***** DATA SECTION *****

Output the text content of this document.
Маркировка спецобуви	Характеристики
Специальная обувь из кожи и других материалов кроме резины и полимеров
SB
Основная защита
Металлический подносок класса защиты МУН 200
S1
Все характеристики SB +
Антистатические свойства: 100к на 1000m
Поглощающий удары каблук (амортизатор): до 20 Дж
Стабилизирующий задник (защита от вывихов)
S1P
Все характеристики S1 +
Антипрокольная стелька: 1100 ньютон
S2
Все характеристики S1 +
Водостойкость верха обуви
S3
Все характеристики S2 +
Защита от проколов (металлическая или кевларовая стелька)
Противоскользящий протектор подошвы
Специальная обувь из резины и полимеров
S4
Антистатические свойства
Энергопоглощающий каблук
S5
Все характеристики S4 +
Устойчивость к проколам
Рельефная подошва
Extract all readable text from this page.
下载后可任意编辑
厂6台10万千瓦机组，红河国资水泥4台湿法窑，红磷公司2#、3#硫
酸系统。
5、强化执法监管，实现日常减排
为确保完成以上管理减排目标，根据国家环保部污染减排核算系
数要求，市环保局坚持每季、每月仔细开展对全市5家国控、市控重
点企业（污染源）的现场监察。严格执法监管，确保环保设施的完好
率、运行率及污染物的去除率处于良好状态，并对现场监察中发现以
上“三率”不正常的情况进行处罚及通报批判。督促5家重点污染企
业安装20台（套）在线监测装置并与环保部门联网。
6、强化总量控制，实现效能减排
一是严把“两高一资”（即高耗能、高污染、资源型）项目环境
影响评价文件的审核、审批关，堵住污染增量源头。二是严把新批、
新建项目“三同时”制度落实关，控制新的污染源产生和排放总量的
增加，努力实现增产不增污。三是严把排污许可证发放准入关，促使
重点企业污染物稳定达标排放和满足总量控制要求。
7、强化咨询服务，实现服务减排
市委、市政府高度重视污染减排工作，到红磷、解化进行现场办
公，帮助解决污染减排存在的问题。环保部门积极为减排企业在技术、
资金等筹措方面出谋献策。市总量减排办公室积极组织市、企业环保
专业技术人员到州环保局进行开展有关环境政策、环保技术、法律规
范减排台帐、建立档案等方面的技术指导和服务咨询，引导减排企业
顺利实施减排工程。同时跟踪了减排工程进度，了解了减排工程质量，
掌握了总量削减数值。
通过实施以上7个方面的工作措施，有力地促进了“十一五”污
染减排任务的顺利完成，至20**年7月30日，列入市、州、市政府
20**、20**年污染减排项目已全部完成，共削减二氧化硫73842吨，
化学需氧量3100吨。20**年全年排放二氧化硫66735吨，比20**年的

*****

-- INSTRUCTION --
Return all of the data word for word.

-- IN RESPONSE --
Output the text content of this document.
Маркировка спецобуви	Характеристики
Специальная обувь из кожи и других материалов кроме резины и полимеров
SB
Основная защита
Металлический подносок класса защиты МУН 200
S1
Все характеристики SB +
Антистатические свойства: 100к на 1000m
Поглощающий удары каблук (амортизатор): до 20 Дж
Стабилизирующий задник (защита от вывихов)
S1P
Все характеристики S1 +
Антипрокольная стелька: 1100 ньютон
S2
Все характеристики S1 +
Водостойкость верха обуви
S3
Все характеристики S2 +
Защита от проколов (металлическая или кевларовая стелька)
Противоскользящий протектор подошвы
Специальная обувь из резины и полимеров
S4
Антистатические свойства
Энергопоглощающий каблук
S5
Все характеристики S4 +
Устойчивость к проколам
Рельефная подошва
Extract all readable text from this page.
下载后可任意编辑
厂6台10万千瓦机组，红河国资水泥4台湿法窑，红磷公司2#、3#硫
酸系统。
5、强化执法监管，实现日常减排
为确保完成以上管理减排目标，根据国家环保部污染减排核算系
数要求，市环保局坚持每季、每月仔细开展对全市5家国控、市控重
点企业（污染源）的现场监察。严格执法监管，确保环保设施的完好
率、运行率及污染物的去除率处于良好状态，并对现场监察中发现以
上“三率”不正常的情况进行处罚及通报批判。督促5家重点污染企
业安装20台（套）在线监测装置并与环保部门联网。
6、强化总量控制，实现效能减排
一是严把“两高一资”（即高耗能、高污染、资源型）项目环境
影响评价文件的审核、审批关，堵住污染增量源头。二是严把新批、
新建项目“三同时”制度落实关，控制新的污染源产生和排放总量的
增加，努力实现增产不增污。三是严把排污许可证发放准入关，促使
重点企业污染物稳定达标排放和满足总量控制要求。
7、强化咨询服务，实现服务减排
市委、市政府高度重视污染减排工作，到红磷、解化进行现场办
公，帮助解决污染减排存在的问题。环保部门积极为减排企业在技术、
资金等筹措方面出谋献策。市总量减排办公室积极组织市、企业环保
专业技术人员到州环保局进行开展有关环境政策、环保技术、法律规
范减排台帐、建立档案等方面的技术指导和服务咨询，引导减排企业
顺利实施减排工程。同时跟踪了减排工程进度，了解了减排工程质量，
掌握了总量削减数值。
通过实施以上7个方面的工作措施，有力地促进了“十一五”污
染减排任务的顺利完成，至20**年7月30日，列入市、州、市政府
20**、20**年污染减排项目已全部完成，共削减二氧化硫73842吨，
化学需氧量3100吨。20**年全年排放二氧化硫66735吨，比20**年的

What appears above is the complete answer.